Directions => Collect every line in the records below that contains the word "icon".

Data in this exercise =>
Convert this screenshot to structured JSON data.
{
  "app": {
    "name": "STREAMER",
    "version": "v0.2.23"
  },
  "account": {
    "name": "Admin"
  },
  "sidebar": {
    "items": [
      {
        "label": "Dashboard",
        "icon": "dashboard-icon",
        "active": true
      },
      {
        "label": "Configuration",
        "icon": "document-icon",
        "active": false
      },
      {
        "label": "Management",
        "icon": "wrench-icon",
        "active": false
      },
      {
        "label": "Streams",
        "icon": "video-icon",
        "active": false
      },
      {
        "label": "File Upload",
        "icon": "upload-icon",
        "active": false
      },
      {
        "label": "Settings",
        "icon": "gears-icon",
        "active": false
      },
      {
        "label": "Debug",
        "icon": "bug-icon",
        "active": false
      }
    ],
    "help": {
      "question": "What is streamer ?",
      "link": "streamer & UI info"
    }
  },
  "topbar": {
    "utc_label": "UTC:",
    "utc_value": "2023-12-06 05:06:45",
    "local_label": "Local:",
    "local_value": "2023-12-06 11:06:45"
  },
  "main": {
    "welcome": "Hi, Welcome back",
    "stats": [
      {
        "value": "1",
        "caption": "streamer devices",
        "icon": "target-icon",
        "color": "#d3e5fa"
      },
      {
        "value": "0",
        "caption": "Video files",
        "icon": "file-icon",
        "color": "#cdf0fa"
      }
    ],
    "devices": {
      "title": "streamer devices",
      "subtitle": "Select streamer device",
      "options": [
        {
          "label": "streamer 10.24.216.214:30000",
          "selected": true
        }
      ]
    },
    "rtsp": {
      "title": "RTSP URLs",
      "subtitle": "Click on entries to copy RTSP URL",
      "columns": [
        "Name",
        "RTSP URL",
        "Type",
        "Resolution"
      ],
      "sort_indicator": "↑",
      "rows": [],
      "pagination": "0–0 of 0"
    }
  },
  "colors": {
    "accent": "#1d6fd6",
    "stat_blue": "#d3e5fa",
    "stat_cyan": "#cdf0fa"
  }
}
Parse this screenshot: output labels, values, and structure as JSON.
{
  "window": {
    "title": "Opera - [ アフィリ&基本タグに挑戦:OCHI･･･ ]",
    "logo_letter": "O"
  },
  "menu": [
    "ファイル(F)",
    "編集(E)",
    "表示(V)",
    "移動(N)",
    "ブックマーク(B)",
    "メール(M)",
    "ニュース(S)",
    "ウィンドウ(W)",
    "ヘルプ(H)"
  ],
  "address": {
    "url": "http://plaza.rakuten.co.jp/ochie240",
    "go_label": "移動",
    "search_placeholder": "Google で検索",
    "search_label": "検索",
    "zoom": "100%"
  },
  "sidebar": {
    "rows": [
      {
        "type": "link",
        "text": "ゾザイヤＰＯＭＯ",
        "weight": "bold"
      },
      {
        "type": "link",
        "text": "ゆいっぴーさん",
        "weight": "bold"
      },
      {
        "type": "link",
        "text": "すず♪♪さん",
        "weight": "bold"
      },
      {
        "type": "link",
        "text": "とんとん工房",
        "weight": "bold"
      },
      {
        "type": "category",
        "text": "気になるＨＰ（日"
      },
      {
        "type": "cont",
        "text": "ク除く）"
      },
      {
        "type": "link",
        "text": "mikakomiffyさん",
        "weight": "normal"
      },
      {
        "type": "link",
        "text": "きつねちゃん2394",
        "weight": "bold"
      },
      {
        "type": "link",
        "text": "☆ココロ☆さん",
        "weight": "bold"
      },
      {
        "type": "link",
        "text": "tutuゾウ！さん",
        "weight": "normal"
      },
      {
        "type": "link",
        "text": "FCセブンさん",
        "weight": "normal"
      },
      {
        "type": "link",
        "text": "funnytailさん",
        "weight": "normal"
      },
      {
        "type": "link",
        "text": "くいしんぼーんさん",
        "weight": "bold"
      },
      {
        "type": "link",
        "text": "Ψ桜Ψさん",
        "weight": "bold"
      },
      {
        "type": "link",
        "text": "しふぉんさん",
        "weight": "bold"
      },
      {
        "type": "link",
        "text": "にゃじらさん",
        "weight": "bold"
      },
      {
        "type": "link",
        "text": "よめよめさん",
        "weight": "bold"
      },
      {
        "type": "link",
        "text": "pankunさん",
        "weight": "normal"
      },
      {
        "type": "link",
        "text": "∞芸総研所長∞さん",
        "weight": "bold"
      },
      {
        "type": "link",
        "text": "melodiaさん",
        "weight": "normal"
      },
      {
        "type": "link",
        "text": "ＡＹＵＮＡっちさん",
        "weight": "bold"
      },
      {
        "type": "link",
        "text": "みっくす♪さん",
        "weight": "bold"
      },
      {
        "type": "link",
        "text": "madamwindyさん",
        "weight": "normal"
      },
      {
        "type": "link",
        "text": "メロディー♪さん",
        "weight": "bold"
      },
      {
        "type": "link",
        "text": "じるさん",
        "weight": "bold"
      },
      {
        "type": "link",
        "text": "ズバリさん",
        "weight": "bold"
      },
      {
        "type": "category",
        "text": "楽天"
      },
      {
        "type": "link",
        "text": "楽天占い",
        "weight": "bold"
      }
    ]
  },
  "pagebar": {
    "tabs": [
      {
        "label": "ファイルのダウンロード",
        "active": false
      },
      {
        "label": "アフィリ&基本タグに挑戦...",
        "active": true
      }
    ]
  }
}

Finished task =>
        "icon": "dashboard-icon",
        "icon": "document-icon",
        "icon": "wrench-icon",
        "icon": "video-icon",
        "icon": "upload-icon",
        "icon": "gears-icon",
        "icon": "bug-icon",
        "icon": "target-icon",
        "icon": "file-icon",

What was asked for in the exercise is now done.